Send back all the data below, exactly as given.
#### RECORDED INFORMATION
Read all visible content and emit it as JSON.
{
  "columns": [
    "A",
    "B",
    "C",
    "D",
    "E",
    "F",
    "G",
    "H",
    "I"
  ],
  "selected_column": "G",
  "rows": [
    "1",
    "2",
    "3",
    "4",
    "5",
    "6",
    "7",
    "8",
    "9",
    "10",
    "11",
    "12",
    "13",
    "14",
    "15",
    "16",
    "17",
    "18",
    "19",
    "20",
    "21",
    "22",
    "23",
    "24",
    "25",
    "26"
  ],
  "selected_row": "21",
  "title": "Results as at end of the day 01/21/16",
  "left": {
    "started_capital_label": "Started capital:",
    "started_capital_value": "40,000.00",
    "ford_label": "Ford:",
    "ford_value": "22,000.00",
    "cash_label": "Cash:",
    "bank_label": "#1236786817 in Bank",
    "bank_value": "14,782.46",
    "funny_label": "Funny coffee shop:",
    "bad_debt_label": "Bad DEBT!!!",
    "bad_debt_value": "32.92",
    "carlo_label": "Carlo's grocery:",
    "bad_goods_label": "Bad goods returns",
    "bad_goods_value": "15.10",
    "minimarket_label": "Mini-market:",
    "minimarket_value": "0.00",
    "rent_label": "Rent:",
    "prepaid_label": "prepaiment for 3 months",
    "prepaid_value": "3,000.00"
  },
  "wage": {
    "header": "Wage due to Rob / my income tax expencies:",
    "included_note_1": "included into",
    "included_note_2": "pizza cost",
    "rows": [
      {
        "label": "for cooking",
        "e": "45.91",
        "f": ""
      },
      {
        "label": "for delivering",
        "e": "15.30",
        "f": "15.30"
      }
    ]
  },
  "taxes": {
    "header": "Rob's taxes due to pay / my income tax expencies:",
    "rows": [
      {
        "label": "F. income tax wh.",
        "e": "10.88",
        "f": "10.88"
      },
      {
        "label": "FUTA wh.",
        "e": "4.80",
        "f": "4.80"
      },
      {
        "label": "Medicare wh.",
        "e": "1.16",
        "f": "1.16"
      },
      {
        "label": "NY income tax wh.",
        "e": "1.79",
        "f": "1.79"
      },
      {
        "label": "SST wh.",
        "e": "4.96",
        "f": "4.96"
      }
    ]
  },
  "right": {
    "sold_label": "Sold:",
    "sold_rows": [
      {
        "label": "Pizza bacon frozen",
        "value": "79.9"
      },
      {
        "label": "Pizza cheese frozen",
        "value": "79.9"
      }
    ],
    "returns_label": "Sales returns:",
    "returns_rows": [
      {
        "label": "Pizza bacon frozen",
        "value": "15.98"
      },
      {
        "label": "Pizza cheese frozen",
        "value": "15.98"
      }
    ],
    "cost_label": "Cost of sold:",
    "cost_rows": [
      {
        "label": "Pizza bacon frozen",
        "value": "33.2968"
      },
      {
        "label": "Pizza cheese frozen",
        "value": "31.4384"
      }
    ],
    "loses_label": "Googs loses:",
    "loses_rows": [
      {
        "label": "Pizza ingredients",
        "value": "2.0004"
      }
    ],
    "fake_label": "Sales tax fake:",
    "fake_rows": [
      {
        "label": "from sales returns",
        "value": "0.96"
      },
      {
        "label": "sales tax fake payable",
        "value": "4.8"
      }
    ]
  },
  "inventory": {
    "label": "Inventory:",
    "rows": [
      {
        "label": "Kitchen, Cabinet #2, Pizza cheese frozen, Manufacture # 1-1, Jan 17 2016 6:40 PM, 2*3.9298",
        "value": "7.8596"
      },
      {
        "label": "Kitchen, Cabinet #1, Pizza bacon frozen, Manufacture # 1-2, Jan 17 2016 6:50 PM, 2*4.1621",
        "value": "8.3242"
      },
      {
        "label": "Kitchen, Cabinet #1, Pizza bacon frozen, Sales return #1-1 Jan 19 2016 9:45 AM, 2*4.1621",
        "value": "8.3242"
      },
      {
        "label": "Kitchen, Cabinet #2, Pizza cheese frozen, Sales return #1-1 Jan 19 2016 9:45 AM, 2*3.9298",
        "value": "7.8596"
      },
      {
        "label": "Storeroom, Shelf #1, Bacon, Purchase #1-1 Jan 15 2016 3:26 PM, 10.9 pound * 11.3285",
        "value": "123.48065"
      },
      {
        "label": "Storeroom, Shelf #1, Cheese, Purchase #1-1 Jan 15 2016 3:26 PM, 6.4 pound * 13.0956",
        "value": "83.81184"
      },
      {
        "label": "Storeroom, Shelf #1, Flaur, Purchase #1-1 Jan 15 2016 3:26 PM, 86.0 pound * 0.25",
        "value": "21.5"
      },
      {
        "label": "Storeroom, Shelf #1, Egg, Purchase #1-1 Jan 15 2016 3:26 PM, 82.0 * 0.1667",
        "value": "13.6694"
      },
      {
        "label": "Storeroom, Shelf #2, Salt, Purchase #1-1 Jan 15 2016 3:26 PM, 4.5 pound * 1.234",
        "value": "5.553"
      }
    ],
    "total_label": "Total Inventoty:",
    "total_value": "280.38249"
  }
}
########
EXERCISE OUTPUT:
Read all visible content and emit it as JSON.
{
  "columns": [
    "A",
    "B",
    "C",
    "D",
    "E",
    "F",
    "G",
    "H",
    "I"
  ],
  "selected_column": "G",
  "rows": [
    "1",
    "2",
    "3",
    "4",
    "5",
    "6",
    "7",
    "8",
    "9",
    "10",
    "11",
    "12",
    "13",
    "14",
    "15",
    "16",
    "17",
    "18",
    "19",
    "20",
    "21",
    "22",
    "23",
    "24",
    "25",
    "26"
  ],
  "selected_row": "21",
  "title": "Results as at end of the day 01/21/16",
  "left": {
    "started_capital_label": "Started capital:",
    "started_capital_value": "40,000.00",
    "ford_label": "Ford:",
    "ford_value": "22,000.00",
    "cash_label": "Cash:",
    "bank_label": "#1236786817 in Bank",
    "bank_value": "14,782.46",
    "funny_label": "Funny coffee shop:",
    "bad_debt_label": "Bad DEBT!!!",
    "bad_debt_value": "32.92",
    "carlo_label": "Carlo's grocery:",
    "bad_goods_label": "Bad goods returns",
    "bad_goods_value": "15.10",
    "minimarket_label": "Mini-market:",
    "minimarket_value": "0.00",
    "rent_label": "Rent:",
    "prepaid_label": "prepaiment for 3 months",
    "prepaid_value": "3,000.00"
  },
  "wage": {
    "header": "Wage due to Rob / my income tax expencies:",
    "included_note_1": "included into",
    "included_note_2": "pizza cost",
    "rows": [
      {
        "label": "for cooking",
        "e": "45.91",
        "f": ""
      },
      {
        "label": "for delivering",
        "e": "15.30",
        "f": "15.30"
      }
    ]
  },
  "taxes": {
    "header": "Rob's taxes due to pay / my income tax expencies:",
    "rows": [
      {
        "label": "F. income tax wh.",
        "e": "10.88",
        "f": "10.88"
      },
      {
        "label": "FUTA wh.",
        "e": "4.80",
        "f": "4.80"
      },
      {
        "label": "Medicare wh.",
        "e": "1.16",
        "f": "1.16"
      },
      {
        "label": "NY income tax wh.",
        "e": "1.79",
        "f": "1.79"
      },
      {
        "label": "SST wh.",
        "e": "4.96",
        "f": "4.96"
      }
    ]
  },
  "right": {
    "sold_label": "Sold:",
    "sold_rows": [
      {
        "label": "Pizza bacon frozen",
        "value": "79.9"
      },
      {
        "label": "Pizza cheese frozen",
        "value": "79.9"
      }
    ],
    "returns_label": "Sales returns:",
    "returns_rows": [
      {
        "label": "Pizza bacon frozen",
        "value": "15.98"
      },
      {
        "label": "Pizza cheese frozen",
        "value": "15.98"
      }
    ],
    "cost_label": "Cost of sold:",
    "cost_rows": [
      {
        "label": "Pizza bacon frozen",
        "value": "33.2968"
      },
      {
        "label": "Pizza cheese frozen",
        "value": "31.4384"
      }
    ],
    "loses_label": "Googs loses:",
    "loses_rows": [
      {
        "label": "Pizza ingredients",
        "value": "2.0004"
      }
    ],
    "fake_label": "Sales tax fake:",
    "fake_rows": [
      {
        "label": "from sales returns",
        "value": "0.96"
      },
      {
        "label": "sales tax fake payable",
        "value": "4.8"
      }
    ]
  },
  "inventory": {
    "label": "Inventory:",
    "rows": [
      {
        "label": "Kitchen, Cabinet #2, Pizza cheese frozen, Manufacture # 1-1, Jan 17 2016 6:40 PM, 2*3.9298",
        "value": "7.8596"
      },
      {
        "label": "Kitchen, Cabinet #1, Pizza bacon frozen, Manufacture # 1-2, Jan 17 2016 6:50 PM, 2*4.1621",
        "value": "8.3242"
      },
      {
        "label": "Kitchen, Cabinet #1, Pizza bacon frozen, Sales return #1-1 Jan 19 2016 9:45 AM, 2*4.1621",
        "value": "8.3242"
      },
      {
        "label": "Kitchen, Cabinet #2, Pizza cheese frozen, Sales return #1-1 Jan 19 2016 9:45 AM, 2*3.9298",
        "value": "7.8596"
      },
      {
        "label": "Storeroom, Shelf #1, Bacon, Purchase #1-1 Jan 15 2016 3:26 PM, 10.9 pound * 11.3285",
        "value": "123.48065"
      },
      {
        "label": "Storeroom, Shelf #1, Cheese, Purchase #1-1 Jan 15 2016 3:26 PM, 6.4 pound * 13.0956",
        "value": "83.81184"
      },
      {
        "label": "Storeroom, Shelf #1, Flaur, Purchase #1-1 Jan 15 2016 3:26 PM, 86.0 pound * 0.25",
        "value": "21.5"
      },
      {
        "label": "Storeroom, Shelf #1, Egg, Purchase #1-1 Jan 15 2016 3:26 PM, 82.0 * 0.1667",
        "value": "13.6694"
      },
      {
        "label": "Storeroom, Shelf #2, Salt, Purchase #1-1 Jan 15 2016 3:26 PM, 4.5 pound * 1.234",
        "value": "5.553"
      }
    ],
    "total_label": "Total Inventoty:",
    "total_value": "280.38249"
  }
}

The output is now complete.